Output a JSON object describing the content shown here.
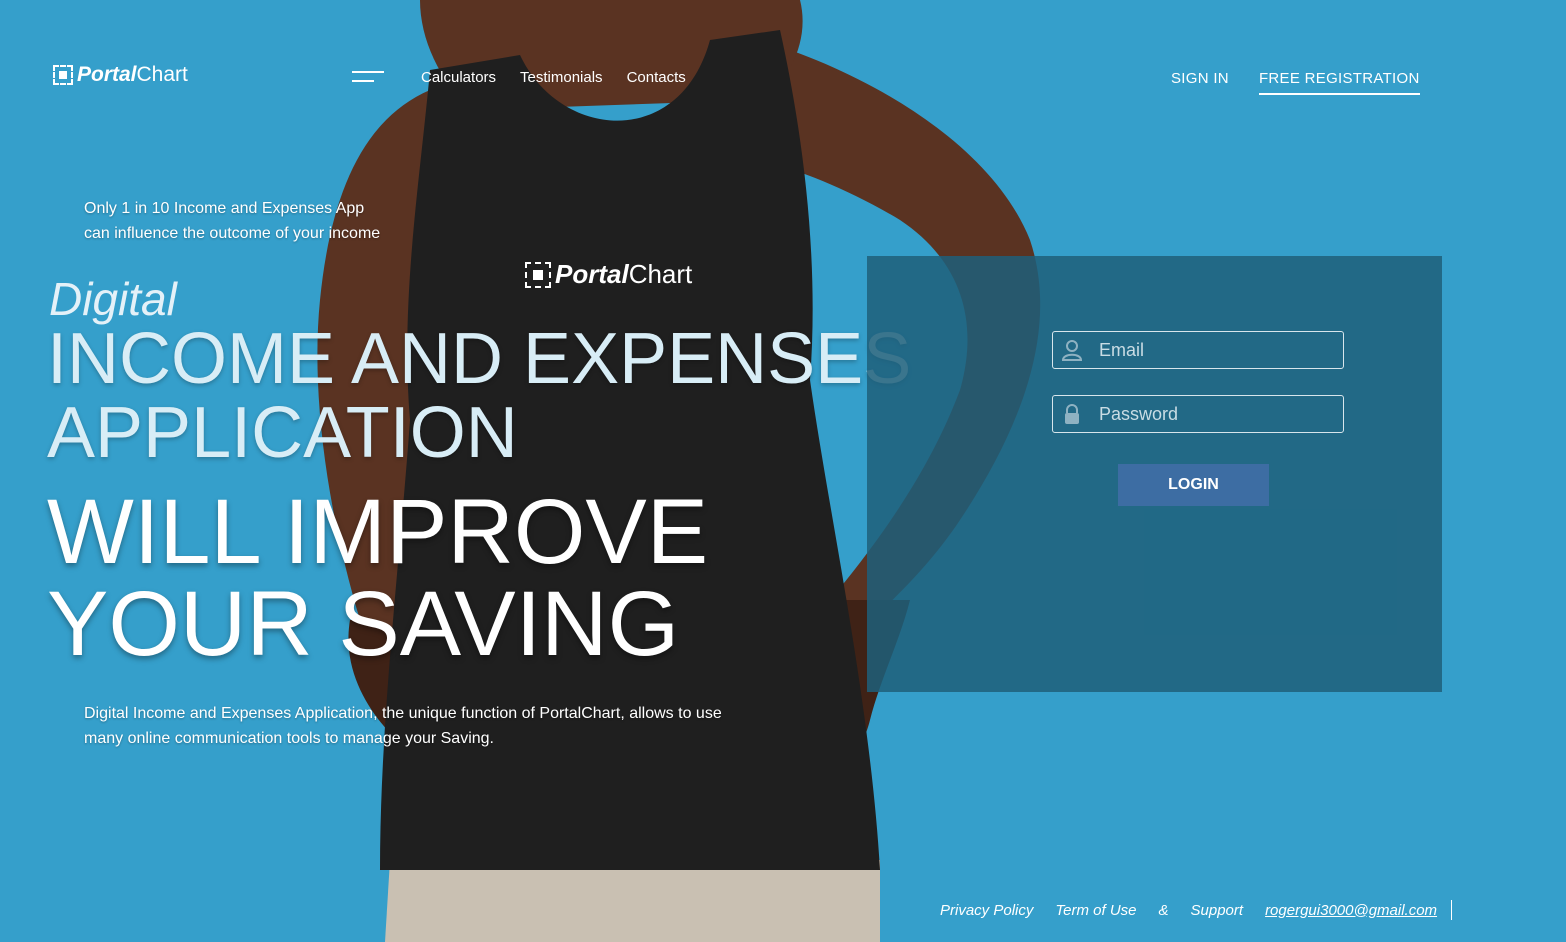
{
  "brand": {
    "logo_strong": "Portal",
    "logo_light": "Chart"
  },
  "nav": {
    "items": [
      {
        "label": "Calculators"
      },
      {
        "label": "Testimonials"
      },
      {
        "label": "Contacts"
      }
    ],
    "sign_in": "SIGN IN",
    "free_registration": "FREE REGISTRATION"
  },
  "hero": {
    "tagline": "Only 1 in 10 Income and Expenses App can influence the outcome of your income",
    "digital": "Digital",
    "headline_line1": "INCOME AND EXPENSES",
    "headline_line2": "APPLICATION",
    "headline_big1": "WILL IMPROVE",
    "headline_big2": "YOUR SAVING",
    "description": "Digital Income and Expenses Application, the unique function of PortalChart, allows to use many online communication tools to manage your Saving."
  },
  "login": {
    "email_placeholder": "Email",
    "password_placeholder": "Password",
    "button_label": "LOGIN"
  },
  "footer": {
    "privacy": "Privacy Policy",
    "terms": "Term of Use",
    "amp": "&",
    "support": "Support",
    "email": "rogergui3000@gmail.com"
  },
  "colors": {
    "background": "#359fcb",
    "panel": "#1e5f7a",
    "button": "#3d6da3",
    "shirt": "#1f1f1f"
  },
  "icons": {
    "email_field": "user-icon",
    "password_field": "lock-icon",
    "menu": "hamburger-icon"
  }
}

» **BRIEF**:
Make an exact copy of the listing above. Do not include the pictures.

» **TASK ANSWER**:
Output a JSON object describing the content shown here.
{
  "brand": {
    "logo_strong": "Portal",
    "logo_light": "Chart"
  },
  "nav": {
    "items": [
      {
        "label": "Calculators"
      },
      {
        "label": "Testimonials"
      },
      {
        "label": "Contacts"
      }
    ],
    "sign_in": "SIGN IN",
    "free_registration": "FREE REGISTRATION"
  },
  "hero": {
    "tagline": "Only 1 in 10 Income and Expenses App can influence the outcome of your income",
    "digital": "Digital",
    "headline_line1": "INCOME AND EXPENSES",
    "headline_line2": "APPLICATION",
    "headline_big1": "WILL IMPROVE",
    "headline_big2": "YOUR SAVING",
    "description": "Digital Income and Expenses Application, the unique function of PortalChart, allows to use many online communication tools to manage your Saving."
  },
  "login": {
    "email_placeholder": "Email",
    "password_placeholder": "Password",
    "button_label": "LOGIN"
  },
  "footer": {
    "privacy": "Privacy Policy",
    "terms": "Term of Use",
    "amp": "&",
    "support": "Support",
    "email": "rogergui3000@gmail.com"
  },
  "colors": {
    "background": "#359fcb",
    "panel": "#1e5f7a",
    "button": "#3d6da3",
    "shirt": "#1f1f1f"
  },
  "icons": {
    "email_field": "user-icon",
    "password_field": "lock-icon",
    "menu": "hamburger-icon"
  }
}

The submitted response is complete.